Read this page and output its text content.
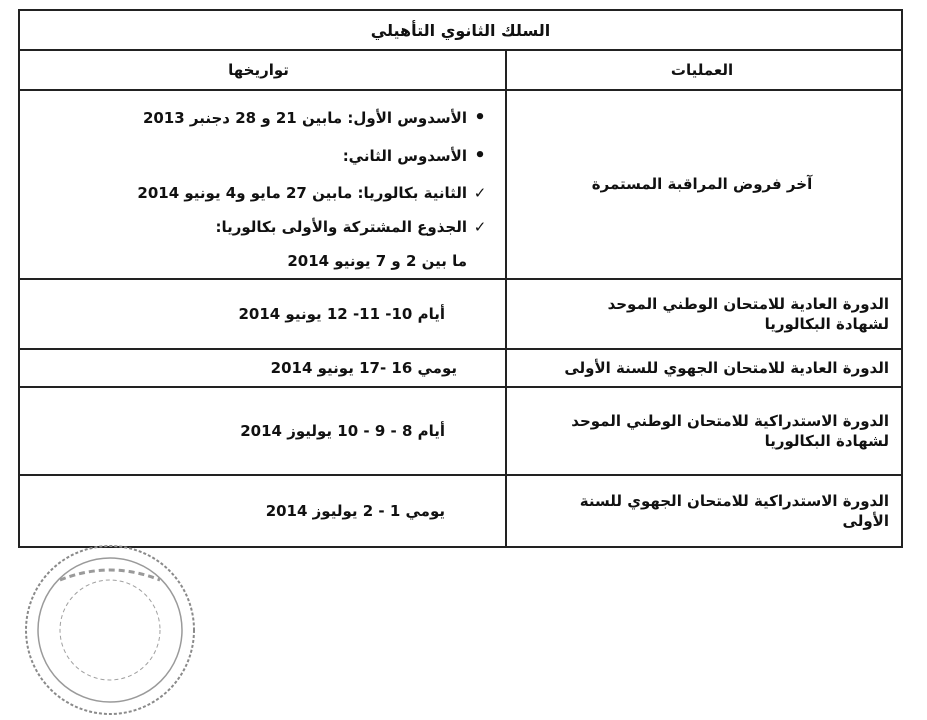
السلك الثانوي التأهيلي
العمليات
تواريخها
آخر فروض المراقبة المستمرة
• الأسدوس الأول: مابين 21 و 28 دجنبر 2013
• الأسدوس الثاني:
✓ الثانية بكالوريا: مابين 27 مايو و4 يونيو 2014
✓ الجذوع المشتركة والأولى بكالوريا:
ما بين 2 و 7 يونيو 2014
الدورة العادية للامتحان الوطني الموحد
لشهادة البكالوريا
أيام 10- 11- 12 يونيو 2014
الدورة العادية للامتحان الجهوي للسنة الأولى
يومي 16 -17 يونيو 2014
الدورة الاستدراكية للامتحان الوطني الموحد
لشهادة البكالوريا
أيام 8 - 9 - 10 يوليوز 2014
الدورة الاستدراكية للامتحان الجهوي للسنة
الأولى
يومي 1 - 2 يوليوز 2014
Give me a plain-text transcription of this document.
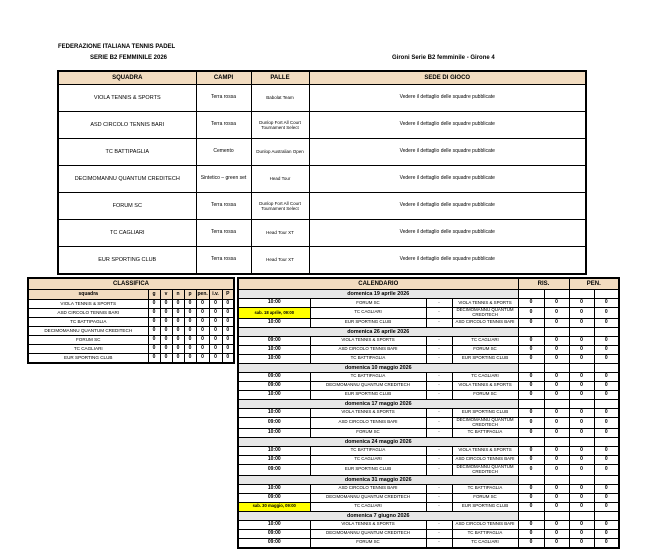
FEDERAZIONE ITALIANA TENNIS PADEL
SERIE B2 FEMMINILE 2026	Gironi Serie B2 femminile - Girone 4
SQUADRA	CAMPI	PALLE	SEDE DI GIOCO
VIOLA TENNIS & SPORTS	Terra rossa	Babolat Team	Vedere il dettaglio delle squadre pubblicate
ASD CIRCOLO TENNIS BARI	Terra rossa	Dunlop Fort All Court Tournament Select	Vedere il dettaglio delle squadre pubblicate
TC BATTIPAGLIA	Cemento	Dunlop Australian Open	Vedere il dettaglio delle squadre pubblicate
DECIMOMANNU QUANTUM CREDITECH	Sintetico – green set	Head Tour	Vedere il dettaglio delle squadre pubblicate
FORUM SC	Terra rossa	Dunlop Fort All Court Tournament Select	Vedere il dettaglio delle squadre pubblicate
TC CAGLIARI	Terra rossa	Head Tour XT	Vedere il dettaglio delle squadre pubblicate
EUR SPORTING CLUB	Terra rossa	Head Tour XT	Vedere il dettaglio delle squadre pubblicate
CLASSIFICA							
squadra	g	v	n	p	pen.	i.v.	P
VIOLA TENNIS & SPORTS	0	0	0	0	0	0	0
ASD CIRCOLO TENNIS BARI	0	0	0	0	0	0	0
TC BATTIPAGLIA	0	0	0	0	0	0	0
DECIMOMANNU QUANTUM CREDITECH	0	0	0	0	0	0	0
FORUM SC	0	0	0	0	0	0	0
TC CAGLIARI	0	0	0	0	0	0	0
EUR SPORTING CLUB	0	0	0	0	0	0	0
CALENDARIO				RIS.		PEN.	
domenica 19 aprile 2026							
10:00	FORUM SC	-	VIOLA TENNIS & SPORTS	0	0	0	0
sab. 18 aprile, 09:00	TC CAGLIARI	-	DECIMOMANNU QUANTUM CREDITECH	0	0	0	0
10:00	EUR SPORTING CLUB	-	ASD CIRCOLO TENNIS BARI	0	0	0	0
domenica 26 aprile 2026							
09:00	VIOLA TENNIS & SPORTS	-	TC CAGLIARI	0	0	0	0
10:00	ASD CIRCOLO TENNIS BARI	-	FORUM SC	0	0	0	0
10:00	TC BATTIPAGLIA	-	EUR SPORTING CLUB	0	0	0	0
domenica 10 maggio 2026							
09:00	TC BATTIPAGLIA	-	TC CAGLIARI	0	0	0	0
09:00	DECIMOMANNU QUANTUM CREDITECH	-	VIOLA TENNIS & SPORTS	0	0	0	0
10:00	EUR SPORTING CLUB	-	FORUM SC	0	0	0	0
domenica 17 maggio 2026							
10:00	VIOLA TENNIS & SPORTS	-	EUR SPORTING CLUB	0	0	0	0
09:00	ASD CIRCOLO TENNIS BARI	-	DECIMOMANNU QUANTUM CREDITECH	0	0	0	0
10:00	FORUM SC	-	TC BATTIPAGLIA	0	0	0	0
domenica 24 maggio 2026							
10:00	TC BATTIPAGLIA	-	VIOLA TENNIS & SPORTS	0	0	0	0
10:00	TC CAGLIARI	-	ASD CIRCOLO TENNIS BARI	0	0	0	0
09:00	EUR SPORTING CLUB	-	DECIMOMANNU QUANTUM CREDITECH	0	0	0	0
domenica 31 maggio 2026							
10:00	ASD CIRCOLO TENNIS BARI	-	TC BATTIPAGLIA	0	0	0	0
09:00	DECIMOMANNU QUANTUM CREDITECH	-	FORUM SC	0	0	0	0
sab. 30 maggio, 09:00	TC CAGLIARI	-	EUR SPORTING CLUB	0	0	0	0
domenica 7 giugno 2026							
10:00	VIOLA TENNIS & SPORTS	-	ASD CIRCOLO TENNIS BARI	0	0	0	0
09:00	DECIMOMANNU QUANTUM CREDITECH	-	TC BATTIPAGLIA	0	0	0	0
09:00	FORUM SC	-	TC CAGLIARI	0	0	0	0
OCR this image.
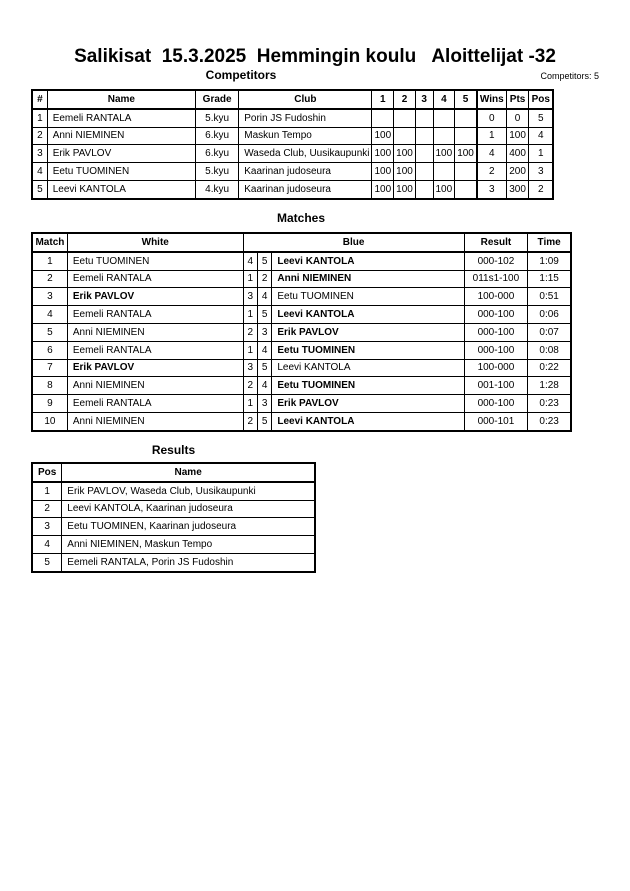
Salikisat  15.3.2025  Hemmingin koulu   Aloittelijat -32
Competitors	Competitors: 5
#	Name	Grade	Club	1	2	3	4	5	Wins	Pts	Pos
1	Eemeli RANTALA	5.kyu	Porin JS Fudoshin						0	0	5
2	Anni NIEMINEN	6.kyu	Maskun Tempo	100					1	100	4
3	Erik PAVLOV	6.kyu	Waseda Club, Uusikaupunki	100	100		100	100	4	400	1
4	Eetu TUOMINEN	5.kyu	Kaarinan judoseura	100	100				2	200	3
5	Leevi KANTOLA	4.kyu	Kaarinan judoseura	100	100		100		3	300	2
Matches
Match	White	Blue			Result	Time
1	Eetu TUOMINEN	4	5	Leevi KANTOLA	000-102	1:09
2	Eemeli RANTALA	1	2	Anni NIEMINEN	011s1-100	1:15
3	Erik PAVLOV	3	4	Eetu TUOMINEN	100-000	0:51
4	Eemeli RANTALA	1	5	Leevi KANTOLA	000-100	0:06
5	Anni NIEMINEN	2	3	Erik PAVLOV	000-100	0:07
6	Eemeli RANTALA	1	4	Eetu TUOMINEN	000-100	0:08
7	Erik PAVLOV	3	5	Leevi KANTOLA	100-000	0:22
8	Anni NIEMINEN	2	4	Eetu TUOMINEN	001-100	1:28
9	Eemeli RANTALA	1	3	Erik PAVLOV	000-100	0:23
10	Anni NIEMINEN	2	5	Leevi KANTOLA	000-101	0:23
Results
Pos	Name
1	Erik PAVLOV, Waseda Club, Uusikaupunki
2	Leevi KANTOLA, Kaarinan judoseura
3	Eetu TUOMINEN, Kaarinan judoseura
4	Anni NIEMINEN, Maskun Tempo
5	Eemeli RANTALA, Porin JS Fudoshin
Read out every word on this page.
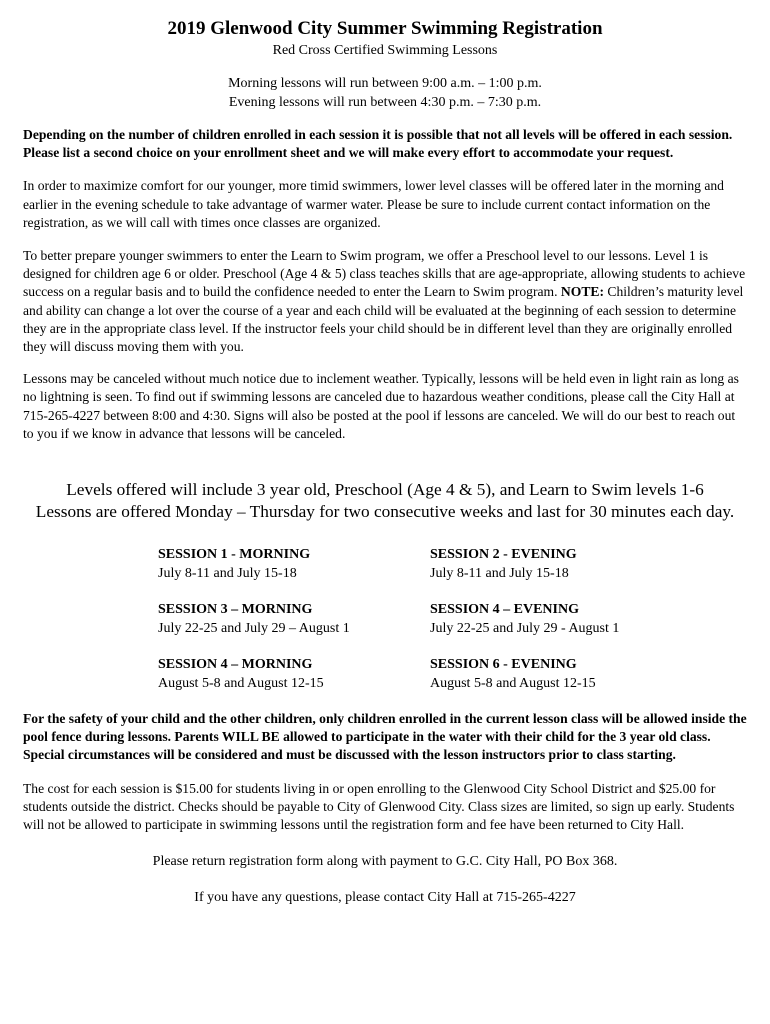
2019 Glenwood City Summer Swimming Registration
Red Cross Certified Swimming Lessons
Morning lessons will run between 9:00 a.m. – 1:00 p.m.
Evening lessons will run between 4:30 p.m. – 7:30 p.m.

Depending on the number of children enrolled in each session it is possible that not all levels will be offered in each session. Please list a second choice on your enrollment sheet and we will make every effort to accommodate your request.

In order to maximize comfort for our younger, more timid swimmers, lower level classes will be offered later in the morning and earlier in the evening schedule to take advantage of warmer water. Please be sure to include current contact information on the registration, as we will call with times once classes are organized.

To better prepare younger swimmers to enter the Learn to Swim program, we offer a Preschool level to our lessons. Level 1 is designed for children age 6 or older. Preschool (Age 4 & 5) class teaches skills that are age-appropriate, allowing students to achieve success on a regular basis and to build the confidence needed to enter the Learn to Swim program. NOTE: Children’s maturity level and ability can change a lot over the course of a year and each child will be evaluated at the beginning of each session to determine they are in the appropriate class level. If the instructor feels your child should be in different level than they are originally enrolled they will discuss moving them with you.

Lessons may be canceled without much notice due to inclement weather. Typically, lessons will be held even in light rain as long as no lightning is seen. To find out if swimming lessons are canceled due to hazardous weather conditions, please call the City Hall at 715-265-4227 between 8:00 and 4:30. Signs will also be posted at the pool if lessons are canceled. We will do our best to reach out to you if we know in advance that lessons will be canceled.

Levels offered will include 3 year old, Preschool (Age 4 & 5), and Learn to Swim levels 1-6
Lessons are offered Monday – Thursday for two consecutive weeks and last for 30 minutes each day.
SESSION 1 - MORNING
July 8-11 and July 15-18
SESSION 2 - EVENING
July 8-11 and July 15-18
SESSION 3 – MORNING
July 22-25 and July 29 – August 1
SESSION 4 – EVENING
July 22-25 and July 29 - August 1
SESSION 4 – MORNING
August 5-8 and August 12-15
SESSION 6 - EVENING
August 5-8 and August 12-15

For the safety of your child and the other children, only children enrolled in the current lesson class will be allowed inside the pool fence during lessons. Parents WILL BE allowed to participate in the water with their child for the 3 year old class. Special circumstances will be considered and must be discussed with the lesson instructors prior to class starting.

The cost for each session is $15.00 for students living in or open enrolling to the Glenwood City School District and $25.00 for students outside the district. Checks should be payable to City of Glenwood City. Class sizes are limited, so sign up early. Students will not be allowed to participate in swimming lessons until the registration form and fee have been returned to City Hall.

Please return registration form along with payment to G.C. City Hall, PO Box 368.
If you have any questions, please contact City Hall at 715-265-4227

# # # # #

Task to complete: State the number of lines holding the word "الوطني" in the listing. Add nothing else.

Task answer: 2